- _WHAT IS NEEDED_: Would you pull out every line of the material that contains the string "weekly"?

===== ENTRIES SHOWN

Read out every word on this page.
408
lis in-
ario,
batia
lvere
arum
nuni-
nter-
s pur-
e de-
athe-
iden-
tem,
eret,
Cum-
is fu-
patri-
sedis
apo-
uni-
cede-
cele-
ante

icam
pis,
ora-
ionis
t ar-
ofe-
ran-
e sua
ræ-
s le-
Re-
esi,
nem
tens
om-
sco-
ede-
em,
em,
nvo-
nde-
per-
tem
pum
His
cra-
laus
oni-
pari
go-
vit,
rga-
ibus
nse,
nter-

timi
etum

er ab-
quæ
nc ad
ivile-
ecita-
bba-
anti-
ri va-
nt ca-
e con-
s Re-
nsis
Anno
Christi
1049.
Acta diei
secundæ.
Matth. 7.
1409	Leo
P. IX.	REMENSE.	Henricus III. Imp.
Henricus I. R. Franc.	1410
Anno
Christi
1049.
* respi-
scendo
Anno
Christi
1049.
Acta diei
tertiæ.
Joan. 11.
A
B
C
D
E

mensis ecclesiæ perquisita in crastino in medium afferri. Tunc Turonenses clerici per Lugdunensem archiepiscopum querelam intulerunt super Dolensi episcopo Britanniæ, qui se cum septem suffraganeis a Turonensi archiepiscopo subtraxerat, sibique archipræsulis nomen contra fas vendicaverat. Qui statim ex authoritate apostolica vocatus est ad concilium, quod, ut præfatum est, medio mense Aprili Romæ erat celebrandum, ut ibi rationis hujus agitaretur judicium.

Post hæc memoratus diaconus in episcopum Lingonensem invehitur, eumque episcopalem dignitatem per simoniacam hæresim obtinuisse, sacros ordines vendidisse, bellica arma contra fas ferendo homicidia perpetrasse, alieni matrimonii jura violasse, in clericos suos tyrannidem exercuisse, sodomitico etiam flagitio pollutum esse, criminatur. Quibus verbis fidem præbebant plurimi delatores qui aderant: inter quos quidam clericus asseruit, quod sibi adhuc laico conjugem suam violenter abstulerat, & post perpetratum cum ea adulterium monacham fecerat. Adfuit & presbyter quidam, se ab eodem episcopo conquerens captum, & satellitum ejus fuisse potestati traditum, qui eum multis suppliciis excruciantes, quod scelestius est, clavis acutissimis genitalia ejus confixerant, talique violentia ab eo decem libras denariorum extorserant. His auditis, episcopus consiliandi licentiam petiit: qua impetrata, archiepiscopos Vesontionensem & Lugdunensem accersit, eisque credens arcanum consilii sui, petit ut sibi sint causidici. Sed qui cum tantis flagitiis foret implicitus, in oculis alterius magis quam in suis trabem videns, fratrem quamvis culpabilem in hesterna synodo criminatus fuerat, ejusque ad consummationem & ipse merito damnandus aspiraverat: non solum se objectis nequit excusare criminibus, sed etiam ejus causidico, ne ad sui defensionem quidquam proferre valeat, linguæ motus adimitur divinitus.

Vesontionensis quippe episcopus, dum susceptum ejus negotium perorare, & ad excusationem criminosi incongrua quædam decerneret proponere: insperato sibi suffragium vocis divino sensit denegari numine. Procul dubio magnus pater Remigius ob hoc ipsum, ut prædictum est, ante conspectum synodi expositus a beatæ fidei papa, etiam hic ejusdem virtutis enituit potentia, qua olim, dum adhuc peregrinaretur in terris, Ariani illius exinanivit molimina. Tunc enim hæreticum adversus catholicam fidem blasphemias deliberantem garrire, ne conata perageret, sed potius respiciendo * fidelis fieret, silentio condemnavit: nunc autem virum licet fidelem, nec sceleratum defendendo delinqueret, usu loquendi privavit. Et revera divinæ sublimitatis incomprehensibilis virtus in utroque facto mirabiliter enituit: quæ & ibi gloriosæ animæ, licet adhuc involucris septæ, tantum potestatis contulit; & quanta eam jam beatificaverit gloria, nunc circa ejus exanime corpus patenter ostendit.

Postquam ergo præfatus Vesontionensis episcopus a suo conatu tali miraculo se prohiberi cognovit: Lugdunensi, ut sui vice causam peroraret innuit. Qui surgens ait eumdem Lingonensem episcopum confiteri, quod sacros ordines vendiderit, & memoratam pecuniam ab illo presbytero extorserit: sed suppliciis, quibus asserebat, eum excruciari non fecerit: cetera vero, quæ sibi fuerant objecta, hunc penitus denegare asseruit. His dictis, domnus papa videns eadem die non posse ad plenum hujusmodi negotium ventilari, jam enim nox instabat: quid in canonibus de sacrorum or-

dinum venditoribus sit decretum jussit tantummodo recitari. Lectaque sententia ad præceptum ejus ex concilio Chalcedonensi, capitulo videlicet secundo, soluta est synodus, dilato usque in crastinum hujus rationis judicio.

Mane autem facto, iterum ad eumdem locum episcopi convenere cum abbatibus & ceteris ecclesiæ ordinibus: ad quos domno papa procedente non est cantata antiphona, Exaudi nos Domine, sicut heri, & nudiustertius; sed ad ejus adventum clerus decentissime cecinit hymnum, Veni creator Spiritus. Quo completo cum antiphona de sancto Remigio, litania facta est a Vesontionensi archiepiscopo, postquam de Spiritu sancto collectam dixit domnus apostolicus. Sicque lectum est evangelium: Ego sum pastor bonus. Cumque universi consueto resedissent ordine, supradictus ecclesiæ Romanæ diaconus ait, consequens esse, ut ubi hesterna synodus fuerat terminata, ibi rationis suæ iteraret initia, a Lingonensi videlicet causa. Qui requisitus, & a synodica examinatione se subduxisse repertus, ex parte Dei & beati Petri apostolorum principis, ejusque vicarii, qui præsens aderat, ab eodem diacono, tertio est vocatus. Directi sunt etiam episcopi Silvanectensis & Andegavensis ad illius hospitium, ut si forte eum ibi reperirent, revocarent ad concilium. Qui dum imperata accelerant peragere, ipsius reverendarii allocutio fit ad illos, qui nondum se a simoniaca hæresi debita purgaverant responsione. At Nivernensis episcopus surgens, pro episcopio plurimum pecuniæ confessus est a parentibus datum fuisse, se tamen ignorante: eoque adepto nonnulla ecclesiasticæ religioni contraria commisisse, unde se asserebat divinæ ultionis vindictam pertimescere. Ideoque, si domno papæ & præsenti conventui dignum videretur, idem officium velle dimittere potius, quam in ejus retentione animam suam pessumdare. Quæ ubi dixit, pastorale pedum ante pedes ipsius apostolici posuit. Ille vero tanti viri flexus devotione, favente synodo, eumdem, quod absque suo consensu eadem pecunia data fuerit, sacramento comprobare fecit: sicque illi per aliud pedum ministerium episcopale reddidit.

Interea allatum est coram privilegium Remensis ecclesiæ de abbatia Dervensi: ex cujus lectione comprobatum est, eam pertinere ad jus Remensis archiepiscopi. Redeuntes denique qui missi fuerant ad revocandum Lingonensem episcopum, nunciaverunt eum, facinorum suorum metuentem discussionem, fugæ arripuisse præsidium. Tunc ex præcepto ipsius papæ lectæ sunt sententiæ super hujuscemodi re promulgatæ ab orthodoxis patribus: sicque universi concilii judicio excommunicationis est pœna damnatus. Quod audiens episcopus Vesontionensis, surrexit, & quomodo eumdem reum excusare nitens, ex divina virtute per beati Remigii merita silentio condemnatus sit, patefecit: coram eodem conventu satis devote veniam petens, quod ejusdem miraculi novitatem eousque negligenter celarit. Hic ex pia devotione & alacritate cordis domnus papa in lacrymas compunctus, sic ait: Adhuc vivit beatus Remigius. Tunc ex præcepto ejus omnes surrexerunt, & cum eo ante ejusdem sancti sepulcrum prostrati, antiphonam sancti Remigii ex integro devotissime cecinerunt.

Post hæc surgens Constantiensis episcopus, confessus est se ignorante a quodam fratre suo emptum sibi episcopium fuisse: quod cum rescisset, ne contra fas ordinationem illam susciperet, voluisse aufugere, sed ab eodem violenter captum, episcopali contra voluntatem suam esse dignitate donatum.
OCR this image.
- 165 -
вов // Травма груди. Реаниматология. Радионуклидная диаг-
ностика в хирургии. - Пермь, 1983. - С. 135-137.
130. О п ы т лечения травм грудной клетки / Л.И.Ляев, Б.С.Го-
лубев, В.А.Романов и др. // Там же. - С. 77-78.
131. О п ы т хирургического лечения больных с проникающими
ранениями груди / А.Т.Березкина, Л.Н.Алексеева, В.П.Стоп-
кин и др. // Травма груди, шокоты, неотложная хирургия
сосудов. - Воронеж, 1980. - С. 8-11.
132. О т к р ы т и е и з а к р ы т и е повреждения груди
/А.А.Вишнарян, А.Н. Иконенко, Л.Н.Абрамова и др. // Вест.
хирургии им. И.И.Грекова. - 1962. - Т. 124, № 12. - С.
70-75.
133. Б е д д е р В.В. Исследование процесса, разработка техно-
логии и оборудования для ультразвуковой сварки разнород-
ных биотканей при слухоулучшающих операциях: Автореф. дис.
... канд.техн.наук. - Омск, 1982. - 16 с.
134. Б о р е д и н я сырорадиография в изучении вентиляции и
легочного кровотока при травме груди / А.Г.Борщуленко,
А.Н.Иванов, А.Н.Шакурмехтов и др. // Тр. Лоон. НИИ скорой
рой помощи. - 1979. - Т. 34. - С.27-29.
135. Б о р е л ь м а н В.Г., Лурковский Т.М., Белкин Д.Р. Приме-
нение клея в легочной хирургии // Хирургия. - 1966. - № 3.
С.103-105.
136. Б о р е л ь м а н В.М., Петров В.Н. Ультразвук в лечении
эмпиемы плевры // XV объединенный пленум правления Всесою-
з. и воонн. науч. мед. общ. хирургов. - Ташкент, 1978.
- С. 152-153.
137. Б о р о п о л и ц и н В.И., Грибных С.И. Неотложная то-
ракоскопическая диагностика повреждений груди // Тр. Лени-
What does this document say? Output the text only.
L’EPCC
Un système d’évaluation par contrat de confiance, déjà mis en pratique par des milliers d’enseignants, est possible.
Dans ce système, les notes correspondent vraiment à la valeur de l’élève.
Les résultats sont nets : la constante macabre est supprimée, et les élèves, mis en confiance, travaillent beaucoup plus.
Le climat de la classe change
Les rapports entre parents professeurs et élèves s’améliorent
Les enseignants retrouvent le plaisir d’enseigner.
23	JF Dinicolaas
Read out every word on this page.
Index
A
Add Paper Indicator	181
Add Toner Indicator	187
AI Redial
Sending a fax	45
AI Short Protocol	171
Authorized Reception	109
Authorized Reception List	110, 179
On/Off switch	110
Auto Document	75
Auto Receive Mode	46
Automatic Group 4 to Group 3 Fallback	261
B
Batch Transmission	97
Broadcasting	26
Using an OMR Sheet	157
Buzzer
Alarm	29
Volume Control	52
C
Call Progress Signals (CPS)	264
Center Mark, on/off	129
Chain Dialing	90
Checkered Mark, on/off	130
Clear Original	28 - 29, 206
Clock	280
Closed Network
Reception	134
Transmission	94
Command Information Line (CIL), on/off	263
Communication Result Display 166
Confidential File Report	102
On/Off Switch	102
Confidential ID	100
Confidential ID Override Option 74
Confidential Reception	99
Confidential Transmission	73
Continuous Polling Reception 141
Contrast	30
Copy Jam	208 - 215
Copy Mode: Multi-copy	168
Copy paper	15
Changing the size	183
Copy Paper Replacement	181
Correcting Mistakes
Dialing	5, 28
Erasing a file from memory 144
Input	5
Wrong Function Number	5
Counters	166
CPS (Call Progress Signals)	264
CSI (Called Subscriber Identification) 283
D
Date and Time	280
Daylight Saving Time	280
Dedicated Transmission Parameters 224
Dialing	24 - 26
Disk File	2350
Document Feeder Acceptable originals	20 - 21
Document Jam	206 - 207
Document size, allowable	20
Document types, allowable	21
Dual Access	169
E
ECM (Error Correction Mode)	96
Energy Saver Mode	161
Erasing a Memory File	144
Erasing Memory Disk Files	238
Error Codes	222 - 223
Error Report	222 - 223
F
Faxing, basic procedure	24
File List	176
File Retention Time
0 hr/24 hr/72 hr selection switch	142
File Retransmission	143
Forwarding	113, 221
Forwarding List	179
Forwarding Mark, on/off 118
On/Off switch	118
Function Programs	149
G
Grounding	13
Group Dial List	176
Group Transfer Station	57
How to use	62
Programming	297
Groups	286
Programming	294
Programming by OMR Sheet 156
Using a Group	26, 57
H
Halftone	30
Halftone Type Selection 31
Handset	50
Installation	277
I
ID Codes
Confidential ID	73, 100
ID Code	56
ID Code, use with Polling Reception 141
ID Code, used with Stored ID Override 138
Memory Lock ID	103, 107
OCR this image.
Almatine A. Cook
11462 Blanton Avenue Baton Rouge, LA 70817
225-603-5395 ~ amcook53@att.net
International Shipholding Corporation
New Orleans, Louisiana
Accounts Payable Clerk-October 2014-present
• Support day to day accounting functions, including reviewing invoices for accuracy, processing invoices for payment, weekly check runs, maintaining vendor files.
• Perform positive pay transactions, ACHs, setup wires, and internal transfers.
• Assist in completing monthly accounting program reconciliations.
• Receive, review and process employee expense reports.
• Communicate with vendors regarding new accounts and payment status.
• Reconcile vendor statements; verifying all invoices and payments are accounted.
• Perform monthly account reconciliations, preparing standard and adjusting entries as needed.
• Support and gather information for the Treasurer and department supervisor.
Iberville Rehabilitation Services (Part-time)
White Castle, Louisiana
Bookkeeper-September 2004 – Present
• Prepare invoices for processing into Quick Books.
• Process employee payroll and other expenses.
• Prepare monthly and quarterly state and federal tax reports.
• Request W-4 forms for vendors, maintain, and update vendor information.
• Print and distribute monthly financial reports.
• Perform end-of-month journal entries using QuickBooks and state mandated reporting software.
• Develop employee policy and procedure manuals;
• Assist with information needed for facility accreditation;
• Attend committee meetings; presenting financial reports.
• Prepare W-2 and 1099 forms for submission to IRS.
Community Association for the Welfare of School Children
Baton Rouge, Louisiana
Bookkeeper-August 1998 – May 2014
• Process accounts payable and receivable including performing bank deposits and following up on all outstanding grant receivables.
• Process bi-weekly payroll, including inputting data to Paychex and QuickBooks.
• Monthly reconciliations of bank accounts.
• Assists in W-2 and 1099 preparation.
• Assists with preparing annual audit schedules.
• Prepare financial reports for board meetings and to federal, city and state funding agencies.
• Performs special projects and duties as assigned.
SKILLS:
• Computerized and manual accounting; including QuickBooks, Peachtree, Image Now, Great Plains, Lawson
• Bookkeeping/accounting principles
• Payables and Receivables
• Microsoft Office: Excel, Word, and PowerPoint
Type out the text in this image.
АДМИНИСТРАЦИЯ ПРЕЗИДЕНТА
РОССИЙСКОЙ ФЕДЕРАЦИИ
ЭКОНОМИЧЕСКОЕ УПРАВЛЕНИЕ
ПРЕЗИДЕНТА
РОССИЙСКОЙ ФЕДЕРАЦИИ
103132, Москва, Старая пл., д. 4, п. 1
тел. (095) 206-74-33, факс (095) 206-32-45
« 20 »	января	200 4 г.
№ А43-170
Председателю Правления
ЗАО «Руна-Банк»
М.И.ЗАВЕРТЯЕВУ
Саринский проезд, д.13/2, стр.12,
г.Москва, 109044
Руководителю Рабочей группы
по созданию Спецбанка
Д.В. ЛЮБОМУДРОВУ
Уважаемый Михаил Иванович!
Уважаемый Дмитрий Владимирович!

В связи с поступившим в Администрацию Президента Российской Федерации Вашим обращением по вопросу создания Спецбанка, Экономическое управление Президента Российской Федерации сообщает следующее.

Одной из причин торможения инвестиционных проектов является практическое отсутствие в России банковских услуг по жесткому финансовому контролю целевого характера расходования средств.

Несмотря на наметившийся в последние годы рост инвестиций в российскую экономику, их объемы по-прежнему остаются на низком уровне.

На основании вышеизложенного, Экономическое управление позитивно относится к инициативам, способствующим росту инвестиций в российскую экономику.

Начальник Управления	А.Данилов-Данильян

==========

- _WRITTEN ANSWER_:
• Support day to day accounting functions, including reviewing invoices for accuracy, processing invoices for payment, weekly check runs, maintaining vendor files.
• Process bi-weekly payroll, including inputting data to Paychex and QuickBooks.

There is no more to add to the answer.